**SUPPLIED DATA:**

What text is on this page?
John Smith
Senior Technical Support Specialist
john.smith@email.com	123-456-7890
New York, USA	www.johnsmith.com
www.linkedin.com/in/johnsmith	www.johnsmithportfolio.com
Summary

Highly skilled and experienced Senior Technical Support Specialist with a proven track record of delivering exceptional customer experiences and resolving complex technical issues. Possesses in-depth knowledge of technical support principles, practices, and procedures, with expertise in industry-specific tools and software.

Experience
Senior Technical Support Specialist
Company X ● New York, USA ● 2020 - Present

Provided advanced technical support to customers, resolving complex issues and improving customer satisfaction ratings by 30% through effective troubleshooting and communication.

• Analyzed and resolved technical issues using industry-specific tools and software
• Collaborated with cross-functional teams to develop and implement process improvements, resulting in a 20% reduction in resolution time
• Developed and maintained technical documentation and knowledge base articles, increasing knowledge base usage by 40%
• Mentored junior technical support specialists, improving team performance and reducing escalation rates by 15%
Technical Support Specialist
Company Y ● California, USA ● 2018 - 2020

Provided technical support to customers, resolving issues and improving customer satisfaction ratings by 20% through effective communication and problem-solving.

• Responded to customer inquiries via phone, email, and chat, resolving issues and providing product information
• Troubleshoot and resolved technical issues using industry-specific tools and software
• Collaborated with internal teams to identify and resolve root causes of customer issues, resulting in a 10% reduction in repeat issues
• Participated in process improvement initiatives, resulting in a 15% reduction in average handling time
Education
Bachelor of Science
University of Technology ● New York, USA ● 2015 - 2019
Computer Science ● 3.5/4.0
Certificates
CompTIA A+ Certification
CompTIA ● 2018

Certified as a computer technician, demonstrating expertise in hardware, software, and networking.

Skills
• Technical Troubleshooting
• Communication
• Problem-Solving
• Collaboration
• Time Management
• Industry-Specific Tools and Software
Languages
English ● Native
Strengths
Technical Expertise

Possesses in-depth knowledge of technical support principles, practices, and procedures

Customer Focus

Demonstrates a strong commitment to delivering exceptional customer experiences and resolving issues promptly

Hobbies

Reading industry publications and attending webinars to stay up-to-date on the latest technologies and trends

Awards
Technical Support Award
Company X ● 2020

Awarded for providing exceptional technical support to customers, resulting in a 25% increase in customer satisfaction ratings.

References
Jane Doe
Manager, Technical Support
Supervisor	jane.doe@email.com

**EXERCISE PROMPT:** State how many lines include the string "satisfaction", and nothing more.

**RESPONSE TO THE EXERCISE:** 3